▶ [EXERCISE]: Make an exact copy of the entries below with the pictures removed.
[begin RECORDS SUPPLIED]
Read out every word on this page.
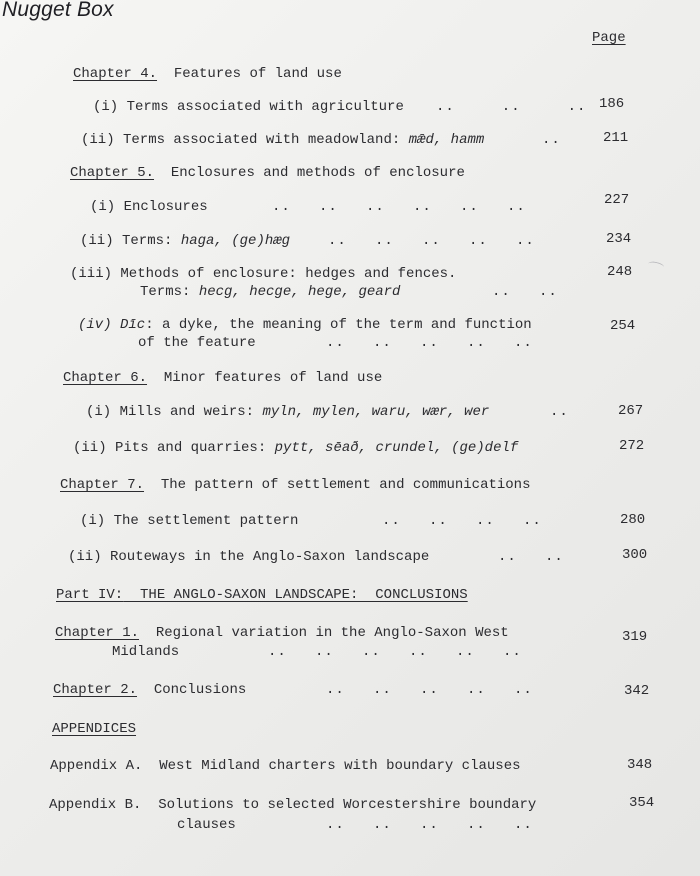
Nugget Box
Page
Chapter 4. Features of land use
(i) Terms associated with agriculture ..     ..     .. 186
(ii) Terms associated with meadowland: mǣd, hamm	..	211
Chapter 5. Enclosures and methods of enclosure
(i) Enclosures	..   ..   ..   ..   ..   ..	227
(ii) Terms: haga, (ge)hæg	..   ..   ..   ..   ..	234
(iii) Methods of enclosure: hedges and fences.	248
Terms: hecg, hecge, hege, geard	..   ..
(iv) Dīc: a dyke, the meaning of the term and function	254
of the feature	..   ..   ..   ..   ..
Chapter 6. Minor features of land use
(i) Mills and weirs: myln, mylen, waru, wær, wer	..	267
(ii) Pits and quarries: pytt, sēað, crundel, (ge)delf	272
Chapter 7. The pattern of settlement and communications
(i) The settlement pattern	..   ..   ..   ..	280
(ii) Routeways in the Anglo-Saxon landscape	..   ..	300
Part IV:  THE ANGLO-SAXON LANDSCAPE:  CONCLUSIONS
Chapter 1. Regional variation in the Anglo-Saxon West	319
Midlands	..   ..   ..   ..   ..   ..
Chapter 2. Conclusions	..   ..   ..   ..   ..	342
APPENDICES
Appendix A. West Midland charters with boundary clauses	348
Appendix B. Solutions to selected Worcestershire boundary	354
clauses	..   ..   ..   ..   ..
[end RECORDS SUPPLIED]
▶ [SOLVED PROBLEM]:
Read out every word on this page.
Nugget Box
Page
Chapter 4. Features of land use
(i) Terms associated with agriculture ..     ..     .. 186
(ii) Terms associated with meadowland: mǣd, hamm	..	211
Chapter 5. Enclosures and methods of enclosure
(i) Enclosures	..   ..   ..   ..   ..   ..	227
(ii) Terms: haga, (ge)hæg	..   ..   ..   ..   ..	234
(iii) Methods of enclosure: hedges and fences.	248
Terms: hecg, hecge, hege, geard	..   ..
(iv) Dīc: a dyke, the meaning of the term and function	254
of the feature	..   ..   ..   ..   ..
Chapter 6. Minor features of land use
(i) Mills and weirs: myln, mylen, waru, wær, wer	..	267
(ii) Pits and quarries: pytt, sēað, crundel, (ge)delf	272
Chapter 7. The pattern of settlement and communications
(i) The settlement pattern	..   ..   ..   ..	280
(ii) Routeways in the Anglo-Saxon landscape	..   ..	300
Part IV:  THE ANGLO-SAXON LANDSCAPE:  CONCLUSIONS
Chapter 1. Regional variation in the Anglo-Saxon West	319
Midlands	..   ..   ..   ..   ..   ..
Chapter 2. Conclusions	..   ..   ..   ..   ..	342
APPENDICES
Appendix A. West Midland charters with boundary clauses	348
Appendix B. Solutions to selected Worcestershire boundary	354
clauses	..   ..   ..   ..   ..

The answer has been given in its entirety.